GOAL: Copy the data below line for line with no changes, leaving out the pictures.

Box annotation data:

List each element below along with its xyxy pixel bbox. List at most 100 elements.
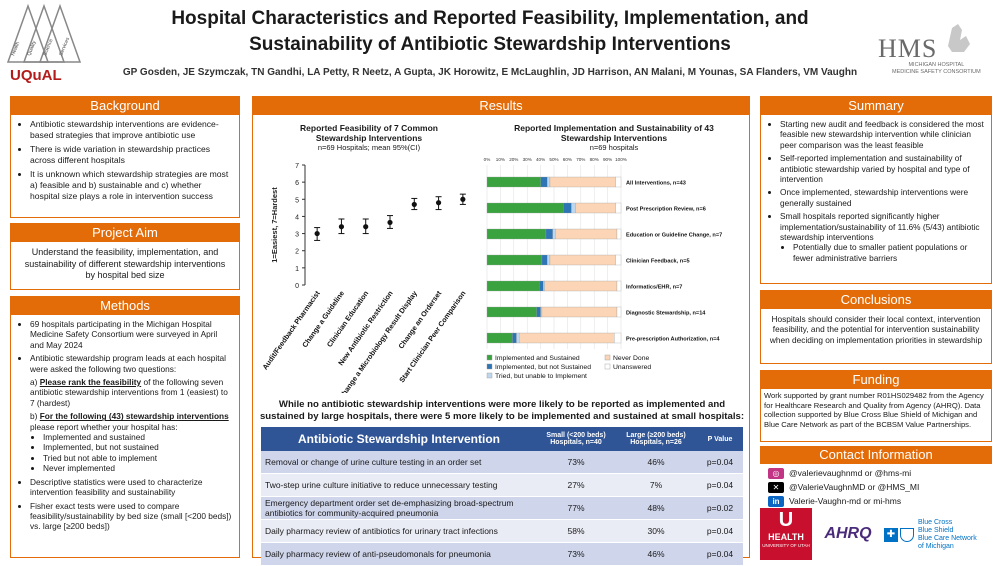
small-pct-cell: 73% <box>537 542 615 566</box>
legend-swatch <box>486 372 493 379</box>
bar-segment <box>539 280 544 292</box>
mean-point <box>460 196 466 202</box>
bar-category-label: Post Prescription Review, n=6 <box>626 207 706 213</box>
contact-section: Contact Information ◎ @valerievaughnmd o… <box>760 446 992 507</box>
bcbs-line: Blue Shield <box>918 527 954 534</box>
options-list: Implemented and sustained Implemented, b… <box>30 432 233 474</box>
chart1-title-line: Reported Feasibility of 7 Common <box>300 123 438 133</box>
x-tick-label: 20% <box>509 157 518 162</box>
results-section: Results Reported Feasibility of 7 Common… <box>252 96 750 566</box>
mean-point <box>411 201 417 208</box>
utah-sub-text: UNIVERSITY OF UTAH <box>762 543 810 548</box>
question-a-rest: of the following seven antibiotic stewar… <box>30 377 228 408</box>
bar-category-label: Pre-prescription Authorization, n=4 <box>626 337 720 343</box>
legend-label: Implemented and Sustained <box>495 355 580 362</box>
hms-wordmark: HMS <box>878 34 938 63</box>
funding-section: Funding Work supported by grant number R… <box>760 370 992 442</box>
table-header-small: Small (<200 beds) Hospitals, n=40 <box>537 427 615 451</box>
bar-category-label: Informatics/EHR, n=7 <box>626 285 682 291</box>
methods-item: 69 hospitals participating in the Michig… <box>30 319 233 350</box>
contact-row-x: ✕ @ValerieVaughnMD or @HMS_MI <box>768 480 984 494</box>
chart2-svg: 0% 10% 20% 30% 40% 50% 60% 70% 80% 90% 100% All Int… <box>484 157 723 380</box>
bcbs-logo: ✚ Blue Cross Blue Shield Blue Care Netwo… <box>884 512 992 558</box>
question-b: b) For the following (43) stewardship in… <box>30 411 233 432</box>
conclusions-section: Conclusions Hospitals should consider th… <box>760 290 992 364</box>
bar-segment <box>615 176 622 188</box>
bar-segment <box>486 228 547 240</box>
results-table: Antibiotic Stewardship Intervention Smal… <box>261 427 743 566</box>
x-tick-label: 90% <box>603 157 612 162</box>
legend-swatch <box>486 354 493 361</box>
results-table-wrap: Antibiotic Stewardship Intervention Smal… <box>261 427 743 566</box>
blue-shield-icon <box>900 528 914 542</box>
utah-health-text: HEALTH <box>768 532 804 542</box>
x-tick-label: 80% <box>590 157 599 162</box>
bar-segment <box>616 306 622 318</box>
methods-item-text: Antibiotic stewardship program leads at … <box>30 353 227 374</box>
x-tick-label: 70% <box>576 157 585 162</box>
implementation-chart: Reported Implementation and Sustainabili… <box>483 123 745 393</box>
mean-point <box>314 230 320 237</box>
small-pct-cell: 77% <box>537 496 615 520</box>
table-row: Daily pharmacy review of anti-pseudomona… <box>261 542 743 566</box>
bar-segment <box>541 306 618 318</box>
x-tick-label: 50% <box>549 157 558 162</box>
legend-swatch <box>604 354 611 361</box>
contact-handle[interactable]: Valerie-Vaughn-md or mi-hms <box>789 496 902 506</box>
background-section: Background Antibiotic stewardship interv… <box>10 96 240 218</box>
contact-heading: Contact Information <box>760 446 992 464</box>
bar-segment <box>486 280 540 292</box>
x-tick-label: 40% <box>536 157 545 162</box>
table-header-line: Small (<200 beds) <box>546 432 606 439</box>
bar-segment <box>549 176 616 188</box>
contact-row-instagram: ◎ @valerievaughnmd or @hms-mi <box>768 466 984 480</box>
legend-swatch <box>486 363 493 370</box>
bar-segment <box>575 202 616 214</box>
results-statement-line: sustained by large hospitals, there were… <box>259 411 745 422</box>
y-tick-label: 7 <box>295 163 299 170</box>
uqual-word: Quality <box>26 40 38 57</box>
x-tick-label: 60% <box>563 157 572 162</box>
summary-heading: Summary <box>761 97 991 115</box>
small-pct-cell: 58% <box>537 519 615 543</box>
summary-item: Starting new audit and feedback is consi… <box>780 119 985 150</box>
intervention-cell: Two-step urine culture initiative to red… <box>261 473 537 497</box>
table-header-line: Hospitals, n=40 <box>550 439 602 446</box>
legend-label: Unanswered <box>613 364 651 371</box>
contact-handle[interactable]: @ValerieVaughnMD or @HMS_MI <box>789 482 920 492</box>
x-category-label: Change an Orderset <box>396 288 443 350</box>
uqual-wordmark: UQuAL <box>10 67 62 84</box>
methods-heading: Methods <box>11 297 239 315</box>
poster-title: Hospital Characteristics and Reported Fe… <box>110 6 870 58</box>
y-tick-label: 6 <box>295 180 299 187</box>
utah-u-icon: U <box>778 509 794 531</box>
hms-subtitle: MICHIGAN HOSPITAL MEDICINE SAFETY CONSOR… <box>892 62 981 76</box>
question-b-bold: For the following (43) stewardship inter… <box>39 411 229 422</box>
table-header-pvalue: P Value <box>697 427 743 451</box>
x-tick-label: 10% <box>496 157 505 162</box>
bar-segment <box>563 202 572 214</box>
intervention-cell: Daily pharmacy review of anti-pseudomona… <box>261 542 537 566</box>
ahrq-logo: AHRQ <box>818 516 878 552</box>
question-b-prefix: b) <box>30 411 38 422</box>
y-tick-label: 5 <box>295 197 299 204</box>
question-a: a) Please rank the feasibility of the fo… <box>30 377 233 408</box>
large-pct-cell: 46% <box>615 542 697 566</box>
bar-segment <box>540 176 548 188</box>
table-row: Daily pharmacy review of antibiotics for… <box>261 519 743 543</box>
summary-item-text: Small hospitals reported significantly h… <box>780 211 980 243</box>
small-pct-cell: 27% <box>537 473 615 497</box>
option-item: Tried but not able to implement <box>43 453 233 463</box>
bar-segment <box>547 176 551 188</box>
intervention-cell: Emergency department order set de-emphas… <box>261 496 537 520</box>
ahrq-text: AHRQ <box>824 525 872 542</box>
conclusions-heading: Conclusions <box>761 291 991 309</box>
methods-item: Antibiotic stewardship program leads at … <box>30 353 233 473</box>
x-tick-label: 0% <box>484 157 491 162</box>
chart1-subtitle: n=69 Hospitals; mean 95%(CI) <box>317 143 421 152</box>
methods-item: Descriptive statistics were used to char… <box>30 477 233 498</box>
contact-handle[interactable]: @valerievaughnmd or @hms-mi <box>789 468 912 478</box>
aim-section: Project Aim Understand the feasibility, … <box>10 223 240 290</box>
results-heading: Results <box>253 97 749 115</box>
bar-segment <box>544 280 618 292</box>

FINAL ANSWER:
List each element below along with its xyxy pixel bbox. List at most 100 elements.
small-pct-cell: 73% <box>537 542 615 566</box>
legend-swatch <box>486 372 493 379</box>
bar-segment <box>539 280 544 292</box>
mean-point <box>460 196 466 202</box>
bar-category-label: Post Prescription Review, n=6 <box>626 207 706 213</box>
contact-section: Contact Information ◎ @valerievaughnmd o… <box>760 446 992 507</box>
bcbs-line: Blue Shield <box>918 527 954 534</box>
options-list: Implemented and sustained Implemented, b… <box>30 432 233 474</box>
chart1-title-line: Reported Feasibility of 7 Common <box>300 123 438 133</box>
x-tick-label: 20% <box>509 157 518 162</box>
results-section: Results Reported Feasibility of 7 Common… <box>252 96 750 566</box>
mean-point <box>411 201 417 208</box>
utah-sub-text: UNIVERSITY OF UTAH <box>762 543 810 548</box>
question-a-rest: of the following seven antibiotic stewar… <box>30 377 228 408</box>
bar-category-label: Pre-prescription Authorization, n=4 <box>626 337 720 343</box>
legend-label: Implemented and Sustained <box>495 355 580 362</box>
hms-wordmark: HMS <box>878 34 938 63</box>
funding-section: Funding Work supported by grant number R… <box>760 370 992 442</box>
table-header-small: Small (<200 beds) Hospitals, n=40 <box>537 427 615 451</box>
bar-category-label: Informatics/EHR, n=7 <box>626 285 682 291</box>
methods-item: 69 hospitals participating in the Michig… <box>30 319 233 350</box>
contact-row-x: ✕ @ValerieVaughnMD or @HMS_MI <box>768 480 984 494</box>
chart2-svg: 0% 10% 20% 30% 40% 50% 60% 70% 80% 90% 100% All Int… <box>484 157 723 380</box>
bcbs-logo: ✚ Blue Cross Blue Shield Blue Care Netwo… <box>884 512 992 558</box>
question-b: b) For the following (43) stewardship in… <box>30 411 233 432</box>
conclusions-section: Conclusions Hospitals should consider th… <box>760 290 992 364</box>
bar-segment <box>615 176 622 188</box>
bar-segment <box>486 228 547 240</box>
results-table: Antibiotic Stewardship Intervention Smal… <box>261 427 743 566</box>
x-tick-label: 90% <box>603 157 612 162</box>
legend-swatch <box>486 354 493 361</box>
results-table-wrap: Antibiotic Stewardship Intervention Smal… <box>261 427 743 566</box>
blue-shield-icon <box>900 528 914 542</box>
utah-health-text: HEALTH <box>768 532 804 542</box>
x-tick-label: 80% <box>590 157 599 162</box>
bar-segment <box>616 306 622 318</box>
methods-item-text: Antibiotic stewardship program leads at … <box>30 353 227 374</box>
x-tick-label: 70% <box>576 157 585 162</box>
implementation-chart: Reported Implementation and Sustainabili… <box>483 123 745 393</box>
mean-point <box>314 230 320 237</box>
small-pct-cell: 77% <box>537 496 615 520</box>
table-row: Daily pharmacy review of anti-pseudomona… <box>261 542 743 566</box>
bar-segment <box>541 306 618 318</box>
x-tick-label: 50% <box>549 157 558 162</box>
legend-swatch <box>604 354 611 361</box>
contact-handle[interactable]: Valerie-Vaughn-md or mi-hms <box>789 496 902 506</box>
background-section: Background Antibiotic stewardship interv… <box>10 96 240 218</box>
contact-heading: Contact Information <box>760 446 992 464</box>
bar-segment <box>486 280 540 292</box>
x-tick-label: 40% <box>536 157 545 162</box>
table-header-line: Small (<200 beds) <box>546 432 606 439</box>
bar-segment <box>549 176 616 188</box>
contact-row-instagram: ◎ @valerievaughnmd or @hms-mi <box>768 466 984 480</box>
legend-swatch <box>486 363 493 370</box>
bar-segment <box>575 202 616 214</box>
results-statement-line: sustained by large hospitals, there were… <box>259 411 745 422</box>
y-tick-label: 7 <box>295 163 299 170</box>
uqual-word: Quality <box>26 40 38 57</box>
x-tick-label: 60% <box>563 157 572 162</box>
summary-heading: Summary <box>761 97 991 115</box>
small-pct-cell: 58% <box>537 519 615 543</box>
summary-item: Starting new audit and feedback is consi… <box>780 119 985 150</box>
intervention-cell: Two-step urine culture initiative to red… <box>261 473 537 497</box>
table-header-line: Hospitals, n=40 <box>550 439 602 446</box>
legend-label: Unanswered <box>613 364 651 371</box>
contact-handle[interactable]: @ValerieVaughnMD or @HMS_MI <box>789 482 920 492</box>
x-category-label: Change an Orderset <box>396 288 443 350</box>
uqual-wordmark: UQuAL <box>10 67 62 84</box>
methods-heading: Methods <box>11 297 239 315</box>
poster-title: Hospital Characteristics and Reported Fe… <box>110 6 870 58</box>
y-tick-label: 6 <box>295 180 299 187</box>
utah-u-icon: U <box>778 509 794 531</box>
hms-subtitle: MICHIGAN HOSPITAL MEDICINE SAFETY CONSOR… <box>892 62 981 76</box>
question-b-bold: For the following (43) stewardship inter… <box>39 411 229 422</box>
table-header-pvalue: P Value <box>697 427 743 451</box>
x-tick-label: 10% <box>496 157 505 162</box>
bar-segment <box>563 202 572 214</box>
intervention-cell: Daily pharmacy review of anti-pseudomona… <box>261 542 537 566</box>
ahrq-logo: AHRQ <box>818 516 878 552</box>
question-b-prefix: b) <box>30 411 38 422</box>
y-tick-label: 5 <box>295 197 299 204</box>
question-a: a) Please rank the feasibility of the fo… <box>30 377 233 408</box>
large-pct-cell: 46% <box>615 542 697 566</box>
bar-segment <box>540 176 548 188</box>
table-row: Daily pharmacy review of antibiotics for… <box>261 519 743 543</box>
summary-item-text: Small hospitals reported significantly h… <box>780 211 980 243</box>
small-pct-cell: 27% <box>537 473 615 497</box>
option-item: Tried but not able to implement <box>43 453 233 463</box>
bar-segment <box>547 176 551 188</box>
intervention-cell: Emergency department order set de-emphas… <box>261 496 537 520</box>
ahrq-text: AHRQ <box>824 525 872 542</box>
conclusions-heading: Conclusions <box>761 291 991 309</box>
methods-item: Antibiotic stewardship program leads at … <box>30 353 233 473</box>
x-tick-label: 0% <box>484 157 491 162</box>
chart1-subtitle: n=69 Hospitals; mean 95%(CI) <box>317 143 421 152</box>
methods-item: Descriptive statistics were used to char… <box>30 477 233 498</box>
contact-handle[interactable]: @valerievaughnmd or @hms-mi <box>789 468 912 478</box>
aim-section: Project Aim Understand the feasibility, … <box>10 223 240 290</box>
results-heading: Results <box>253 97 749 115</box>
bar-segment <box>544 280 618 292</box>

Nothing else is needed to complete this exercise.